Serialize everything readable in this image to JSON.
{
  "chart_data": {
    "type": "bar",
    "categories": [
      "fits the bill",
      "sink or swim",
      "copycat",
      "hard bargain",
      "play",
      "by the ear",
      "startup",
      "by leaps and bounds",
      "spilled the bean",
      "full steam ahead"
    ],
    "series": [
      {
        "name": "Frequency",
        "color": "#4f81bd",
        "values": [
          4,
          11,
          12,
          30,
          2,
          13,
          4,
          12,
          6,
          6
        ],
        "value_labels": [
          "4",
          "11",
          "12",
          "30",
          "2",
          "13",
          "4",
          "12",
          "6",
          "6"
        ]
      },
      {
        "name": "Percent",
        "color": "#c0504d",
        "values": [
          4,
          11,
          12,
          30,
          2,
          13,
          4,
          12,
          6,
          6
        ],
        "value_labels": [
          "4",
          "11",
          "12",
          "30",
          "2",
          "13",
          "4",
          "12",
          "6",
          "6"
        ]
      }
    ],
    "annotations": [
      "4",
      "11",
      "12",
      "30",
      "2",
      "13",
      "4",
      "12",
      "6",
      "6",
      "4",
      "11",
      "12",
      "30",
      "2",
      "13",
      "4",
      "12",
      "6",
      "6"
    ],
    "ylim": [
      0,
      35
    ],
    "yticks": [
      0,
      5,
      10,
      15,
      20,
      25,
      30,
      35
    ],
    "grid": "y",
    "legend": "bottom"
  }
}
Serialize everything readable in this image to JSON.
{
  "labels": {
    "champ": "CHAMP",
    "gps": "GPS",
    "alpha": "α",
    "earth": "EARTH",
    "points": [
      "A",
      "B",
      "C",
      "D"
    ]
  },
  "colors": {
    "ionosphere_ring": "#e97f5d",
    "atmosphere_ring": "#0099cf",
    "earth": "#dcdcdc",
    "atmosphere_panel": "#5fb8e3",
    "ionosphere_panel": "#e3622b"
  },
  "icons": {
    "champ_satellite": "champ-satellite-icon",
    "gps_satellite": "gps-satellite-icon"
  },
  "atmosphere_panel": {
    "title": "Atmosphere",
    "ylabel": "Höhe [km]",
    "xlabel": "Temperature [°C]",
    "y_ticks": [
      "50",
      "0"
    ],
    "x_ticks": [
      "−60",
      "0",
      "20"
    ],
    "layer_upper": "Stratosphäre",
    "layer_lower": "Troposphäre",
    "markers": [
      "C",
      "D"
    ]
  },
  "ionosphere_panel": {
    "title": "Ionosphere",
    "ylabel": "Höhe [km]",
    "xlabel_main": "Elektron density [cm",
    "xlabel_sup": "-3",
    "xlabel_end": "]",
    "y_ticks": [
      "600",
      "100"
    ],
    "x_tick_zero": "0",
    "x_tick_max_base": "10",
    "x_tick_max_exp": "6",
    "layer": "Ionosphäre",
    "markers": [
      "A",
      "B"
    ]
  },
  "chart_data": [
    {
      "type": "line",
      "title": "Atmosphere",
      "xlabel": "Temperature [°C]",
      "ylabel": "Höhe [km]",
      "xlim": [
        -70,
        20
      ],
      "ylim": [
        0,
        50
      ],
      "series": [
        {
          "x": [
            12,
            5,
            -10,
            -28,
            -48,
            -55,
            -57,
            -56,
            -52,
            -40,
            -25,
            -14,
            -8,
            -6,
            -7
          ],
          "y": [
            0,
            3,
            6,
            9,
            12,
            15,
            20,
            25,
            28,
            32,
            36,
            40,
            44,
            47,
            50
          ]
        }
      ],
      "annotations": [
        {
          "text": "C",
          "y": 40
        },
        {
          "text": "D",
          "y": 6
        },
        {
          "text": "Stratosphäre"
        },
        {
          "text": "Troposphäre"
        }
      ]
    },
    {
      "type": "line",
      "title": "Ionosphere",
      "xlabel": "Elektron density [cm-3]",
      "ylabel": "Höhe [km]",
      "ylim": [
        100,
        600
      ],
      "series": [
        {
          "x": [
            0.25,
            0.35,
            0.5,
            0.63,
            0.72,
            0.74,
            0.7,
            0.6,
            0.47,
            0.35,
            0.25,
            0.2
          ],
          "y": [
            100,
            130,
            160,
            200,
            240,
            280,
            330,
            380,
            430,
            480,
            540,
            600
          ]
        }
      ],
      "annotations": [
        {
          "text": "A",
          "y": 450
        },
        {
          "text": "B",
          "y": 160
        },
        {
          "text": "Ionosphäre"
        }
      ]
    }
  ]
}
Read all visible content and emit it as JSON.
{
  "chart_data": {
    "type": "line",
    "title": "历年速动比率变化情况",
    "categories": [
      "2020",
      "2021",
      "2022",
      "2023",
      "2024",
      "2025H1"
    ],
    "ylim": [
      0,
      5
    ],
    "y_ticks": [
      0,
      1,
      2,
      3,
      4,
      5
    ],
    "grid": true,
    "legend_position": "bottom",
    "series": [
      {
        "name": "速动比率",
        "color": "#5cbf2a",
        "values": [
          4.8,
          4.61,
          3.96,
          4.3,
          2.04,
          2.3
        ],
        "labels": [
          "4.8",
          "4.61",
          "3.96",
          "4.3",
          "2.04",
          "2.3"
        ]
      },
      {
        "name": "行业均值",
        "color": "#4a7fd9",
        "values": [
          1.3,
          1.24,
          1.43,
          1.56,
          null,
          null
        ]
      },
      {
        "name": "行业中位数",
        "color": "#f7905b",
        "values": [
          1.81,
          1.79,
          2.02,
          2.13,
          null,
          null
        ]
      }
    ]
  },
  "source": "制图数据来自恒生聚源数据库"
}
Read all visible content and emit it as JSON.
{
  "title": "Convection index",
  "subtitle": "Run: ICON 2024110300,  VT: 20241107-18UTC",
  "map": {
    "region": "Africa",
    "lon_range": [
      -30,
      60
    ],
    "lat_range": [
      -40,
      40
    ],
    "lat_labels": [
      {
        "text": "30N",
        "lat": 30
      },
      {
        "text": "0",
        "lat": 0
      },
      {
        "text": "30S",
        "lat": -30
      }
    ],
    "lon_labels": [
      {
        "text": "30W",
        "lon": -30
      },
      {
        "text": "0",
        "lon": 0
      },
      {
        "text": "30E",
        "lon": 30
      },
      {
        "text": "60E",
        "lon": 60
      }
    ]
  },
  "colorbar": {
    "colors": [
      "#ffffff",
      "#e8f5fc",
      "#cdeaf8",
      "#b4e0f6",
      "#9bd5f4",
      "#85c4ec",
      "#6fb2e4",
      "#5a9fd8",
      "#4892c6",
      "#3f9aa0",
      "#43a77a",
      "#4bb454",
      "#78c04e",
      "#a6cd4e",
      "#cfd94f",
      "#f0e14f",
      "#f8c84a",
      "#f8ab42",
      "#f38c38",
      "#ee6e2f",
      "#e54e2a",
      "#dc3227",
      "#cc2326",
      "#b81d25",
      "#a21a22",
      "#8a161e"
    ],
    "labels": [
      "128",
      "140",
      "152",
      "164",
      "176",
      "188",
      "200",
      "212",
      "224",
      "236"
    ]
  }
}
■ ■ ■
- [Exercise task]: Search the lines for "density". Copy each line that has it.

- [Exercise result]:
    "xlabel_main": "Elektron density [cm",
      "xlabel": "Elektron density [cm-3]",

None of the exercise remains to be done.